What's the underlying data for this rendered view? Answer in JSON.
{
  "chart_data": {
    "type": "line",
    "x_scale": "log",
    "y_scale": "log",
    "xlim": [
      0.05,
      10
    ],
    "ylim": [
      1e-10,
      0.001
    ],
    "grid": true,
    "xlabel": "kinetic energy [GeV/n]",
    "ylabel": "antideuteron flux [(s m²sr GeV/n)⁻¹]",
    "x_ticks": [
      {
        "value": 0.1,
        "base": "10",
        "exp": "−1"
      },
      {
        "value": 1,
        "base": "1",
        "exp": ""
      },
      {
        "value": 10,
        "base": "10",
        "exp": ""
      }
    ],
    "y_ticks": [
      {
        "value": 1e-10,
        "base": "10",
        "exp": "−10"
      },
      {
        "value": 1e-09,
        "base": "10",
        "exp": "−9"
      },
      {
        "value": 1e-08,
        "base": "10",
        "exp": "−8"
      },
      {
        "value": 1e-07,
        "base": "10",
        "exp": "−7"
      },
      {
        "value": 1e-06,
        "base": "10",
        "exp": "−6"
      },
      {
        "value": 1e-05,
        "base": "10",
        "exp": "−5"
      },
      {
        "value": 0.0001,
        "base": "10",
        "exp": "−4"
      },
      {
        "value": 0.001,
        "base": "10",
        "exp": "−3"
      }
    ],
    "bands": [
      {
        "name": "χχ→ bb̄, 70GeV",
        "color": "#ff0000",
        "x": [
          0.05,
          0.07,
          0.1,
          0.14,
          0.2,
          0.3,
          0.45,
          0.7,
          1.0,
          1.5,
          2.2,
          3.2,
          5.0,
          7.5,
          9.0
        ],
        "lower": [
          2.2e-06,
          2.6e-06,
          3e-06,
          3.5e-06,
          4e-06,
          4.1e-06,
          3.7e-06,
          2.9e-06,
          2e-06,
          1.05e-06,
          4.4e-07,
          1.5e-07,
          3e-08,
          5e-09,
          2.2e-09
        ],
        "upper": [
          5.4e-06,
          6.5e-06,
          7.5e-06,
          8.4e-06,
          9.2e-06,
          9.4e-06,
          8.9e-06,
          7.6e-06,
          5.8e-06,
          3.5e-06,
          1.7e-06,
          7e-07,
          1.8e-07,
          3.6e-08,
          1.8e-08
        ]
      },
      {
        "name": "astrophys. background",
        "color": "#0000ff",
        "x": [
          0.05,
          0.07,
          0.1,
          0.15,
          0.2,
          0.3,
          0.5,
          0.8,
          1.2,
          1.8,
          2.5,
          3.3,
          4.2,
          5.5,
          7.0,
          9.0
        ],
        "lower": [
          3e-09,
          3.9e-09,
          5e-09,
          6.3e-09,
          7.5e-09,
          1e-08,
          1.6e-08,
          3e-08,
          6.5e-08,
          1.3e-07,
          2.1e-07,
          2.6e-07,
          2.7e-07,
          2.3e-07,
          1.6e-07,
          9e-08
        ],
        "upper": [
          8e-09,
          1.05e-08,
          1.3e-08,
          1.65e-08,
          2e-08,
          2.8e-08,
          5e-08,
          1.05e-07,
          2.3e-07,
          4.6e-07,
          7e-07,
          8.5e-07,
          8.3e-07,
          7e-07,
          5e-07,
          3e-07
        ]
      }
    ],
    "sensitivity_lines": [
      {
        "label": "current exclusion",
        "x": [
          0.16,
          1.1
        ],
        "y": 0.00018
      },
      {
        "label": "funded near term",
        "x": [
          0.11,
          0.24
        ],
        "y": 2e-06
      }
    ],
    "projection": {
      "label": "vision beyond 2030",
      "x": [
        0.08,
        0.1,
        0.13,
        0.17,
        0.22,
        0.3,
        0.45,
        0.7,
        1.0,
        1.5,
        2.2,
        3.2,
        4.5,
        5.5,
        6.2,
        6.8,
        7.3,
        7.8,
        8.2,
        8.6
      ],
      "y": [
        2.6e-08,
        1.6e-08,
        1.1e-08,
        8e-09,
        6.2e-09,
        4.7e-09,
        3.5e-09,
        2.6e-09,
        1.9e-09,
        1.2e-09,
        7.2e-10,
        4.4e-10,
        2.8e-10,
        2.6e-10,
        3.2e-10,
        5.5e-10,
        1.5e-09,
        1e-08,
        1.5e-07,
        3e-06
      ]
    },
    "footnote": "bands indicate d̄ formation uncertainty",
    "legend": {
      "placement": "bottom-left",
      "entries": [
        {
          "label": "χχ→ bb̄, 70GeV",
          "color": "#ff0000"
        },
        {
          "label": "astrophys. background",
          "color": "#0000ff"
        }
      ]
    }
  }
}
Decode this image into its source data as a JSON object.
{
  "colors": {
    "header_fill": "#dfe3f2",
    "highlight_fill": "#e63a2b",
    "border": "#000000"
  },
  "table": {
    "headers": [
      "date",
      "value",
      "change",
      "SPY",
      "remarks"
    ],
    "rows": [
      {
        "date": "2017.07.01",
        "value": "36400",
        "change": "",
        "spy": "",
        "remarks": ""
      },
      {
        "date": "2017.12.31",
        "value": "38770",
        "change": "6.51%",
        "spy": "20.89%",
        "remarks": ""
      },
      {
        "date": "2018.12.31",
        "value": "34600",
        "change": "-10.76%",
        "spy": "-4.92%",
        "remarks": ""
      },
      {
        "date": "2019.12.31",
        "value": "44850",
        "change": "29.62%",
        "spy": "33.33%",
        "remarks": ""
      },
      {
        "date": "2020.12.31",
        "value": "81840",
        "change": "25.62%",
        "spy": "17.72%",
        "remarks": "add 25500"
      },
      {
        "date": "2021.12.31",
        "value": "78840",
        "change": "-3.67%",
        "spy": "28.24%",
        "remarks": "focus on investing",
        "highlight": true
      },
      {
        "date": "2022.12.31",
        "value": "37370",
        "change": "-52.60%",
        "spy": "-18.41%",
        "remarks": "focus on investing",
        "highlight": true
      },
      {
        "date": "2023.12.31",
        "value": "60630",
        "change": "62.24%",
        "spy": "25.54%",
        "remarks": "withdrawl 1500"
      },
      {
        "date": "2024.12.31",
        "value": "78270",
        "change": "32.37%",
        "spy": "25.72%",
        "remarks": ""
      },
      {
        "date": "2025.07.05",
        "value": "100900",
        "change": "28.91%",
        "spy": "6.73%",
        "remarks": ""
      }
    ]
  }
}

> **Written exercise**:
Quote the listing in full, please, keeping every line exact.

> **Result of the exercise**:
What's the underlying data for this rendered view? Answer in JSON.
{
  "chart_data": {
    "type": "line",
    "x_scale": "log",
    "y_scale": "log",
    "xlim": [
      0.05,
      10
    ],
    "ylim": [
      1e-10,
      0.001
    ],
    "grid": true,
    "xlabel": "kinetic energy [GeV/n]",
    "ylabel": "antideuteron flux [(s m²sr GeV/n)⁻¹]",
    "x_ticks": [
      {
        "value": 0.1,
        "base": "10",
        "exp": "−1"
      },
      {
        "value": 1,
        "base": "1",
        "exp": ""
      },
      {
        "value": 10,
        "base": "10",
        "exp": ""
      }
    ],
    "y_ticks": [
      {
        "value": 1e-10,
        "base": "10",
        "exp": "−10"
      },
      {
        "value": 1e-09,
        "base": "10",
        "exp": "−9"
      },
      {
        "value": 1e-08,
        "base": "10",
        "exp": "−8"
      },
      {
        "value": 1e-07,
        "base": "10",
        "exp": "−7"
      },
      {
        "value": 1e-06,
        "base": "10",
        "exp": "−6"
      },
      {
        "value": 1e-05,
        "base": "10",
        "exp": "−5"
      },
      {
        "value": 0.0001,
        "base": "10",
        "exp": "−4"
      },
      {
        "value": 0.001,
        "base": "10",
        "exp": "−3"
      }
    ],
    "bands": [
      {
        "name": "χχ→ bb̄, 70GeV",
        "color": "#ff0000",
        "x": [
          0.05,
          0.07,
          0.1,
          0.14,
          0.2,
          0.3,
          0.45,
          0.7,
          1.0,
          1.5,
          2.2,
          3.2,
          5.0,
          7.5,
          9.0
        ],
        "lower": [
          2.2e-06,
          2.6e-06,
          3e-06,
          3.5e-06,
          4e-06,
          4.1e-06,
          3.7e-06,
          2.9e-06,
          2e-06,
          1.05e-06,
          4.4e-07,
          1.5e-07,
          3e-08,
          5e-09,
          2.2e-09
        ],
        "upper": [
          5.4e-06,
          6.5e-06,
          7.5e-06,
          8.4e-06,
          9.2e-06,
          9.4e-06,
          8.9e-06,
          7.6e-06,
          5.8e-06,
          3.5e-06,
          1.7e-06,
          7e-07,
          1.8e-07,
          3.6e-08,
          1.8e-08
        ]
      },
      {
        "name": "astrophys. background",
        "color": "#0000ff",
        "x": [
          0.05,
          0.07,
          0.1,
          0.15,
          0.2,
          0.3,
          0.5,
          0.8,
          1.2,
          1.8,
          2.5,
          3.3,
          4.2,
          5.5,
          7.0,
          9.0
        ],
        "lower": [
          3e-09,
          3.9e-09,
          5e-09,
          6.3e-09,
          7.5e-09,
          1e-08,
          1.6e-08,
          3e-08,
          6.5e-08,
          1.3e-07,
          2.1e-07,
          2.6e-07,
          2.7e-07,
          2.3e-07,
          1.6e-07,
          9e-08
        ],
        "upper": [
          8e-09,
          1.05e-08,
          1.3e-08,
          1.65e-08,
          2e-08,
          2.8e-08,
          5e-08,
          1.05e-07,
          2.3e-07,
          4.6e-07,
          7e-07,
          8.5e-07,
          8.3e-07,
          7e-07,
          5e-07,
          3e-07
        ]
      }
    ],
    "sensitivity_lines": [
      {
        "label": "current exclusion",
        "x": [
          0.16,
          1.1
        ],
        "y": 0.00018
      },
      {
        "label": "funded near term",
        "x": [
          0.11,
          0.24
        ],
        "y": 2e-06
      }
    ],
    "projection": {
      "label": "vision beyond 2030",
      "x": [
        0.08,
        0.1,
        0.13,
        0.17,
        0.22,
        0.3,
        0.45,
        0.7,
        1.0,
        1.5,
        2.2,
        3.2,
        4.5,
        5.5,
        6.2,
        6.8,
        7.3,
        7.8,
        8.2,
        8.6
      ],
      "y": [
        2.6e-08,
        1.6e-08,
        1.1e-08,
        8e-09,
        6.2e-09,
        4.7e-09,
        3.5e-09,
        2.6e-09,
        1.9e-09,
        1.2e-09,
        7.2e-10,
        4.4e-10,
        2.8e-10,
        2.6e-10,
        3.2e-10,
        5.5e-10,
        1.5e-09,
        1e-08,
        1.5e-07,
        3e-06
      ]
    },
    "footnote": "bands indicate d̄ formation uncertainty",
    "legend": {
      "placement": "bottom-left",
      "entries": [
        {
          "label": "χχ→ bb̄, 70GeV",
          "color": "#ff0000"
        },
        {
          "label": "astrophys. background",
          "color": "#0000ff"
        }
      ]
    }
  }
}
Decode this image into its source data as a JSON object.
{
  "colors": {
    "header_fill": "#dfe3f2",
    "highlight_fill": "#e63a2b",
    "border": "#000000"
  },
  "table": {
    "headers": [
      "date",
      "value",
      "change",
      "SPY",
      "remarks"
    ],
    "rows": [
      {
        "date": "2017.07.01",
        "value": "36400",
        "change": "",
        "spy": "",
        "remarks": ""
      },
      {
        "date": "2017.12.31",
        "value": "38770",
        "change": "6.51%",
        "spy": "20.89%",
        "remarks": ""
      },
      {
        "date": "2018.12.31",
        "value": "34600",
        "change": "-10.76%",
        "spy": "-4.92%",
        "remarks": ""
      },
      {
        "date": "2019.12.31",
        "value": "44850",
        "change": "29.62%",
        "spy": "33.33%",
        "remarks": ""
      },
      {
        "date": "2020.12.31",
        "value": "81840",
        "change": "25.62%",
        "spy": "17.72%",
        "remarks": "add 25500"
      },
      {
        "date": "2021.12.31",
        "value": "78840",
        "change": "-3.67%",
        "spy": "28.24%",
        "remarks": "focus on investing",
        "highlight": true
      },
      {
        "date": "2022.12.31",
        "value": "37370",
        "change": "-52.60%",
        "spy": "-18.41%",
        "remarks": "focus on investing",
        "highlight": true
      },
      {
        "date": "2023.12.31",
        "value": "60630",
        "change": "62.24%",
        "spy": "25.54%",
        "remarks": "withdrawl 1500"
      },
      {
        "date": "2024.12.31",
        "value": "78270",
        "change": "32.37%",
        "spy": "25.72%",
        "remarks": ""
      },
      {
        "date": "2025.07.05",
        "value": "100900",
        "change": "28.91%",
        "spy": "6.73%",
        "remarks": ""
      }
    ]
  }
}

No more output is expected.